What the task asks:
From the data that follows, copy every line holding the string "Задание".

Data supplied:
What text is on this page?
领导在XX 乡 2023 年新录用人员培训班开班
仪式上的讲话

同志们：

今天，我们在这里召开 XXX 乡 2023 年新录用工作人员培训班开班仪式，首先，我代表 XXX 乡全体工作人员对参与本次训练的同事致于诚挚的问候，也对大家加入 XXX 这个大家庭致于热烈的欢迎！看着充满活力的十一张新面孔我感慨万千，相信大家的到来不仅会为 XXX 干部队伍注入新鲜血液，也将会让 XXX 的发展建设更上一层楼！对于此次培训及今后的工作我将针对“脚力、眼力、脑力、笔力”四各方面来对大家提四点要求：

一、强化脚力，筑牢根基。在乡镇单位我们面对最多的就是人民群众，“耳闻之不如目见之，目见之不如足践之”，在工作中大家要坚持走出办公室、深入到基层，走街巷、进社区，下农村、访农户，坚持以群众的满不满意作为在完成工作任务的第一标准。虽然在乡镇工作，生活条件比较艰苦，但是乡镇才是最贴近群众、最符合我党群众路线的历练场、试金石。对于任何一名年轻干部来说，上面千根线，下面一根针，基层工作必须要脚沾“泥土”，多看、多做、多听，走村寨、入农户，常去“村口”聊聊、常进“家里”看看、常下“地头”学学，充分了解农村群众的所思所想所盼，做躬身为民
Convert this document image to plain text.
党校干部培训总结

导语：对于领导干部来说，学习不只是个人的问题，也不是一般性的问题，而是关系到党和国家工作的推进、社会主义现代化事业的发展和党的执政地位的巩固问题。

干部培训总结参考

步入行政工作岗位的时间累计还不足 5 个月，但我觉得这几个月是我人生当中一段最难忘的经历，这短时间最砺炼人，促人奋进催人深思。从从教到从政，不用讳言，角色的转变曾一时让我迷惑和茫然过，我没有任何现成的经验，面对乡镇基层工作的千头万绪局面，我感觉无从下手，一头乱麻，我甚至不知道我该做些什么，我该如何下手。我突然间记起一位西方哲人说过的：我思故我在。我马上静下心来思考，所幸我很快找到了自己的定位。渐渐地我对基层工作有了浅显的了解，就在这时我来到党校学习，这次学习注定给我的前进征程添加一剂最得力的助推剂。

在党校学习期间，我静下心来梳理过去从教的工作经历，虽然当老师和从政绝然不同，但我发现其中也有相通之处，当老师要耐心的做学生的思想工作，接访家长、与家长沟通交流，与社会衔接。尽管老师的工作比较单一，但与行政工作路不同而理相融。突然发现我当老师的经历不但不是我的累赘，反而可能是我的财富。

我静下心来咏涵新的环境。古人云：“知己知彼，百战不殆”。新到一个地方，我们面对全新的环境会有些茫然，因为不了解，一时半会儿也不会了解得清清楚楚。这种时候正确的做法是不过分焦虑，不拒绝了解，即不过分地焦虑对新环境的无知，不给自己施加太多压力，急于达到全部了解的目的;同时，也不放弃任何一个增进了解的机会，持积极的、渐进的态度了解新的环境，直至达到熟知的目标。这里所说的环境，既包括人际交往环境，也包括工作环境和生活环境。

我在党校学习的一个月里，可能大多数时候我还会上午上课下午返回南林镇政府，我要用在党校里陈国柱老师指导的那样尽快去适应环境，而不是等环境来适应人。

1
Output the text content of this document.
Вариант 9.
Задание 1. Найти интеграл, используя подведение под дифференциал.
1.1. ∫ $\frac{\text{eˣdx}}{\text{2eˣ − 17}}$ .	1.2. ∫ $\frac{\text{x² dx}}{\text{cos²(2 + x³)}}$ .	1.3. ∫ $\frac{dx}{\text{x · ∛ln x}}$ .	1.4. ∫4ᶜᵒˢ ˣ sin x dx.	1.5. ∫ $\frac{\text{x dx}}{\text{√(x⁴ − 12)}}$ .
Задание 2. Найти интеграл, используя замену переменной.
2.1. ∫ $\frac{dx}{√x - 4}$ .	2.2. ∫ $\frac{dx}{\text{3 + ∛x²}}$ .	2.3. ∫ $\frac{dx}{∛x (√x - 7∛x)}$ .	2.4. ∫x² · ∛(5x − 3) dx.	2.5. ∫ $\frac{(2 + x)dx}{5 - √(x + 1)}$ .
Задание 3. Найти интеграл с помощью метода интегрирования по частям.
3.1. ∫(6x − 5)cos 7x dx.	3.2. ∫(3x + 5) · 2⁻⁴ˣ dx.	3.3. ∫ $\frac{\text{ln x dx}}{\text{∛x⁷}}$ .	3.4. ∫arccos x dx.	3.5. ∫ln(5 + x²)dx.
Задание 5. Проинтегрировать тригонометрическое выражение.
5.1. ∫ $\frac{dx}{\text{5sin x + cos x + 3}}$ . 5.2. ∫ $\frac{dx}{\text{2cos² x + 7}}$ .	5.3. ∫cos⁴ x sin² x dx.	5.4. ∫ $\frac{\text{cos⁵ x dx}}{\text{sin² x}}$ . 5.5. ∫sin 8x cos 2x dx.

Response to this task:
Задание 1. Найти интеграл, используя подведение под дифференциал.
Задание 2. Найти интеграл, используя замену переменной.
Задание 3. Найти интеграл с помощью метода интегрирования по частям.
Задание 5. Проинтегрировать тригонометрическое выражение.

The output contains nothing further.